EXERCISE DESCRIPTION: Check every line below for the word "this" and copy each one that has it.

::: PROVIDED RECORDS :::

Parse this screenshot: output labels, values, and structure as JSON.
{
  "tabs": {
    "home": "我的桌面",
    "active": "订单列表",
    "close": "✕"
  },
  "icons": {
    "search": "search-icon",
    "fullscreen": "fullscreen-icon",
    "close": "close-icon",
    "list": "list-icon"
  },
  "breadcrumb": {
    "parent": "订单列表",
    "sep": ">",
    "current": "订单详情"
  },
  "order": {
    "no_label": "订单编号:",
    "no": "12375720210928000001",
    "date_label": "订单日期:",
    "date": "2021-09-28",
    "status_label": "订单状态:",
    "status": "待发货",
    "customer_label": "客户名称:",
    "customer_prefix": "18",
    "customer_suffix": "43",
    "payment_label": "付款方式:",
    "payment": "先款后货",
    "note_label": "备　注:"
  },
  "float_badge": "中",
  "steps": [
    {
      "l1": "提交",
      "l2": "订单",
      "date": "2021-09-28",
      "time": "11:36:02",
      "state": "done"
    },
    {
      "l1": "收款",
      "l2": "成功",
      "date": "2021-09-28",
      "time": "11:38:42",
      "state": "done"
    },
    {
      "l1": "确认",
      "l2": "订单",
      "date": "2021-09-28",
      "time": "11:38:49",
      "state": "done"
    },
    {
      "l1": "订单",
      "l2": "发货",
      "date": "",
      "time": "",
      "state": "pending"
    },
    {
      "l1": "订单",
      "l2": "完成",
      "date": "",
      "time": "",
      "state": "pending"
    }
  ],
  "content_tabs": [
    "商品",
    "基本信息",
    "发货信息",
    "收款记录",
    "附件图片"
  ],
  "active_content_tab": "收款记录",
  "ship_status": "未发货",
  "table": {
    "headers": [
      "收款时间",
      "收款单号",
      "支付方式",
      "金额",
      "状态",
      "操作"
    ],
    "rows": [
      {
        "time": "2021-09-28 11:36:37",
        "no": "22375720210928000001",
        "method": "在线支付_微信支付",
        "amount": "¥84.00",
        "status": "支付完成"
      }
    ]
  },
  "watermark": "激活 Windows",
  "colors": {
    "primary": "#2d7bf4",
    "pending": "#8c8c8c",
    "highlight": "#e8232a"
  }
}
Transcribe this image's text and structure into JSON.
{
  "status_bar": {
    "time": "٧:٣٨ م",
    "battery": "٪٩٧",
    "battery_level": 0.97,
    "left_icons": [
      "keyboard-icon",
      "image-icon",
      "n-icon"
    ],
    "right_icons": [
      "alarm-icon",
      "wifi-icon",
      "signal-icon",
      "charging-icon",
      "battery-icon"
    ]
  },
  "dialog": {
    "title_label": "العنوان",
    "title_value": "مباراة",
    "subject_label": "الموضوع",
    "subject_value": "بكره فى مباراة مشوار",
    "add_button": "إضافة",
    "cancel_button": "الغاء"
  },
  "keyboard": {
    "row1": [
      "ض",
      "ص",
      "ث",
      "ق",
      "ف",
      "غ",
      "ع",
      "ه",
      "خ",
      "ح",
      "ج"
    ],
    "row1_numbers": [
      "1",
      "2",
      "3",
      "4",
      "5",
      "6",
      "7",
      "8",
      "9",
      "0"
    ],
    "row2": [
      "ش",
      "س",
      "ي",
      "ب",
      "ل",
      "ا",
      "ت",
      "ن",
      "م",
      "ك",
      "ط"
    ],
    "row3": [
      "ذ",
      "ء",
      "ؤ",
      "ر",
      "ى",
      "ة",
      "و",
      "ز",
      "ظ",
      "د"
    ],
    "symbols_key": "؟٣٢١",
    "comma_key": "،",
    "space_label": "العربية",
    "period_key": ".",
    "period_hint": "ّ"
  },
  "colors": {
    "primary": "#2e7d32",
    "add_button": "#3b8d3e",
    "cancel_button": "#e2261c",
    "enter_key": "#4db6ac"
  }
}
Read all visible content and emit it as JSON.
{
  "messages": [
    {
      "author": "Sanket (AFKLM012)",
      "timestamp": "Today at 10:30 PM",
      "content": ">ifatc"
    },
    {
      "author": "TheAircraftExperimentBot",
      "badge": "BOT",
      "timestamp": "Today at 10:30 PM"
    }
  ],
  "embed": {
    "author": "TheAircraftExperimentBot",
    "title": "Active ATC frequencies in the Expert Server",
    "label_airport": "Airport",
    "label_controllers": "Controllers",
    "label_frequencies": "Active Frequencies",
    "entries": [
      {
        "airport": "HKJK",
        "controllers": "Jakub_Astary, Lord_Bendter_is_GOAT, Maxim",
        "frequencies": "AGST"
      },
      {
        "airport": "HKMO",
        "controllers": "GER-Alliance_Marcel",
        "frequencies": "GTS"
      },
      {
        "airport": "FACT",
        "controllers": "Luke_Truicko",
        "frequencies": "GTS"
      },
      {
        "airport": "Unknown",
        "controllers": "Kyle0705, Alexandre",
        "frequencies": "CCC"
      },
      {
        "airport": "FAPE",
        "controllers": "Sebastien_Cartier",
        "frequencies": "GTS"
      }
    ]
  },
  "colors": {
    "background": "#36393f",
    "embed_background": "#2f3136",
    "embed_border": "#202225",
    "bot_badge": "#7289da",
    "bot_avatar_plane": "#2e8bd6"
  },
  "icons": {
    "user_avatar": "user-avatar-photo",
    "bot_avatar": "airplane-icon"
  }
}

:::

SOLUTION BELOW:
Parse this screenshot: output labels, values, and structure as JSON.
Transcribe this image's text and structure into JSON.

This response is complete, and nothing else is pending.